(SELECTED TEXT):
Input format: native PDF vs scanned images; single vs multi-file batches; average pages.
Extraction goal: which fields, tables, entities, and relationships matter.
Output contract: JSON schema or CSV columns; required vs optional fields; nullability rules.
Quality bar: acceptable error rate; whether human review is required; SLA and throughput.
Privacy constraints: PII/PHI handling, retention limits, and redaction requirements.

If any of these are unknown, state assumptions explicitly and propose options.

Output Contract (Recommended)

Prefer an explicit schema and provenance so consumers can trust the results.

Suggested JSON shape

{
  "document_id": "string",
  "document_type": "string",
  "source": {
    "filename": "string",
    "page_count": 12
  },
  "extracted": {
    "fields": {
      "vendor_name": "string",
      "invoice_number": "string",
      "total_amount": 123.45,
      "currency": "USD"
    },
    "tables": [
      {
        "name": "line_items",
        "rows": [
          { "description": "string", "quantity": 1, "unit_price": 1.23, "amount": 1.23 }
        ]
      }
    ]
  },
  "provenance": [
    {
      "path": "extracted.fields.total_amount",
      "evidence": "snippet or normalized text",
      "location": { "page": 2, "bbox": [0, 0, 0, 0] },
      "confidence": 0.92
    }
  ],
  "validation": {
    "status": "pass",
    "errors": []
  }
}

Rules:

Never invent missing facts. Use null or omit optional fields, and add a validation error.
Normalize units and formats (dates, currencies, decimals) and record the normalization.

(ITEMS):

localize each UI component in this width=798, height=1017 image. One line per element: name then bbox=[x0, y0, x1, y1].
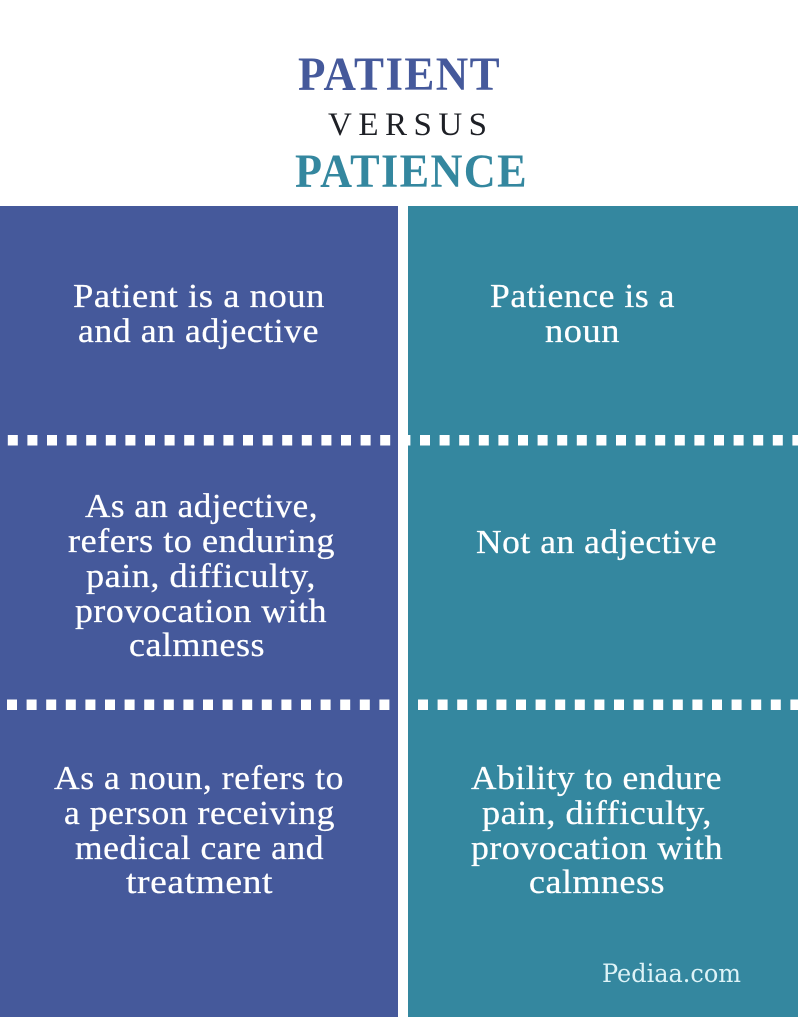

---

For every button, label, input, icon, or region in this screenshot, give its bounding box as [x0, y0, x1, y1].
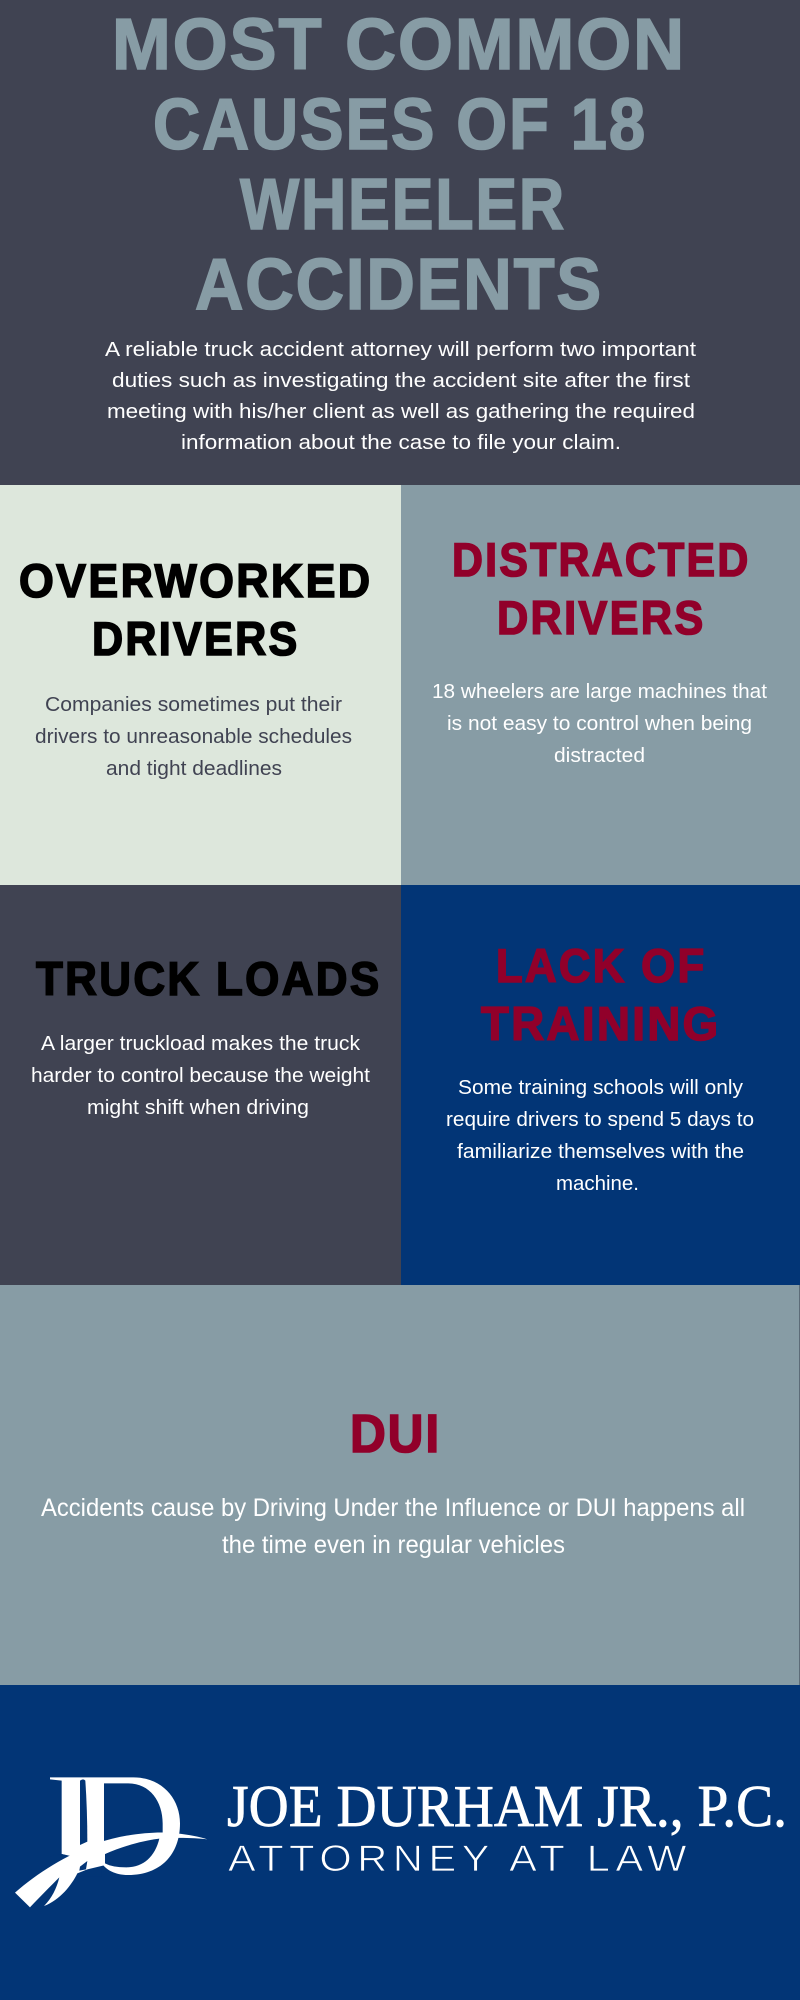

(PROBLEMS):
a: In two sentences, sum up the extraction guidelines above.
b: From the extraction guidelines, write out word for word the stretch from "Privacy constraints: PII/PHI" through "trust the results.".

(THE RESPONSES):
a: The guidelines list what to settle before an extraction job (input format, extraction goal, output contract, quality bar, and privacy constraints) and say to state assumptions and propose options if any of these are unknown. They recommend an explicit schema with provenance, give a suggested JSON shape, and set rules to never invent missing facts (using null or omitting optional fields and adding a validation error) and to normalize units and formats while recording the normalization.

b:
Privacy constraints: PII/PHI handling, retention limits, and redaction requirements.

If any of these are unknown, state assumptions explicitly and propose options.

Output Contract (Recommended)

Prefer an explicit schema and provenance so consumers can trust the results.